EXERCISE BRIEF: The records below are to be repeated in full, exactly as they are.

==*==

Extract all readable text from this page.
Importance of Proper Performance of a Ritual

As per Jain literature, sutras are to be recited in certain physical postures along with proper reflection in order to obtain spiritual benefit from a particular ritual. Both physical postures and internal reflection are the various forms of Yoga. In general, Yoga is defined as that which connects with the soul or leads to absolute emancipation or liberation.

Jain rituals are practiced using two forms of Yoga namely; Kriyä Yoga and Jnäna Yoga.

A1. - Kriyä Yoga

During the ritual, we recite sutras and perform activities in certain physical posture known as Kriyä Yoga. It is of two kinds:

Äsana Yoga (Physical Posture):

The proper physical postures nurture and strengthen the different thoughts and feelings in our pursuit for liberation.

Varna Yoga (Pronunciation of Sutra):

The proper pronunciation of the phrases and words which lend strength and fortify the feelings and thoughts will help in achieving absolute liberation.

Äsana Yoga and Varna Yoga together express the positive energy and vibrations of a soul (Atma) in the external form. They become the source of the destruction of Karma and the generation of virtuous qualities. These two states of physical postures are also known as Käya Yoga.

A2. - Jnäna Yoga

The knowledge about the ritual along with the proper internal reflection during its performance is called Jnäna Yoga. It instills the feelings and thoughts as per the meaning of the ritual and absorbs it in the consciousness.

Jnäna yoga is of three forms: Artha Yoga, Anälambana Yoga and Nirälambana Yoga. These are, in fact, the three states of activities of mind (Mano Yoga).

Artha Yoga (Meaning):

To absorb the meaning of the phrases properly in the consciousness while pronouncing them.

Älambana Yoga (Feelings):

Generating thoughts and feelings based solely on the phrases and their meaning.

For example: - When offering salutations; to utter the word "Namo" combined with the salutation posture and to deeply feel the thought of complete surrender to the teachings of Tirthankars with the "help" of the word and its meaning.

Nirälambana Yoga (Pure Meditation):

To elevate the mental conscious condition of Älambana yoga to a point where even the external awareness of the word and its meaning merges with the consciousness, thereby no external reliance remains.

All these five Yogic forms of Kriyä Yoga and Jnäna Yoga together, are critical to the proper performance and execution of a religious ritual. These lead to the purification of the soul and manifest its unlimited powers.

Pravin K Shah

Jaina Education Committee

==*==

FINISHED TASK:
Extract all readable text from this page.
Importance of Proper Performance of a Ritual

As per Jain literature, sutras are to be recited in certain physical postures along with proper reflection in order to obtain spiritual benefit from a particular ritual. Both physical postures and internal reflection are the various forms of Yoga. In general, Yoga is defined as that which connects with the soul or leads to absolute emancipation or liberation.

Jain rituals are practiced using two forms of Yoga namely; Kriyä Yoga and Jnäna Yoga.

A1. - Kriyä Yoga

During the ritual, we recite sutras and perform activities in certain physical posture known as Kriyä Yoga. It is of two kinds:

Äsana Yoga (Physical Posture):

The proper physical postures nurture and strengthen the different thoughts and feelings in our pursuit for liberation.

Varna Yoga (Pronunciation of Sutra):

The proper pronunciation of the phrases and words which lend strength and fortify the feelings and thoughts will help in achieving absolute liberation.

Äsana Yoga and Varna Yoga together express the positive energy and vibrations of a soul (Atma) in the external form. They become the source of the destruction of Karma and the generation of virtuous qualities. These two states of physical postures are also known as Käya Yoga.

A2. - Jnäna Yoga

The knowledge about the ritual along with the proper internal reflection during its performance is called Jnäna Yoga. It instills the feelings and thoughts as per the meaning of the ritual and absorbs it in the consciousness.

Jnäna yoga is of three forms: Artha Yoga, Anälambana Yoga and Nirälambana Yoga. These are, in fact, the three states of activities of mind (Mano Yoga).

Artha Yoga (Meaning):

To absorb the meaning of the phrases properly in the consciousness while pronouncing them.

Älambana Yoga (Feelings):

Generating thoughts and feelings based solely on the phrases and their meaning.

For example: - When offering salutations; to utter the word "Namo" combined with the salutation posture and to deeply feel the thought of complete surrender to the teachings of Tirthankars with the "help" of the word and its meaning.

Nirälambana Yoga (Pure Meditation):

To elevate the mental conscious condition of Älambana yoga to a point where even the external awareness of the word and its meaning merges with the consciousness, thereby no external reliance remains.

All these five Yogic forms of Kriyä Yoga and Jnäna Yoga together, are critical to the proper performance and execution of a religious ritual. These lead to the purification of the soul and manifest its unlimited powers.

Pravin K Shah

Jaina Education Committee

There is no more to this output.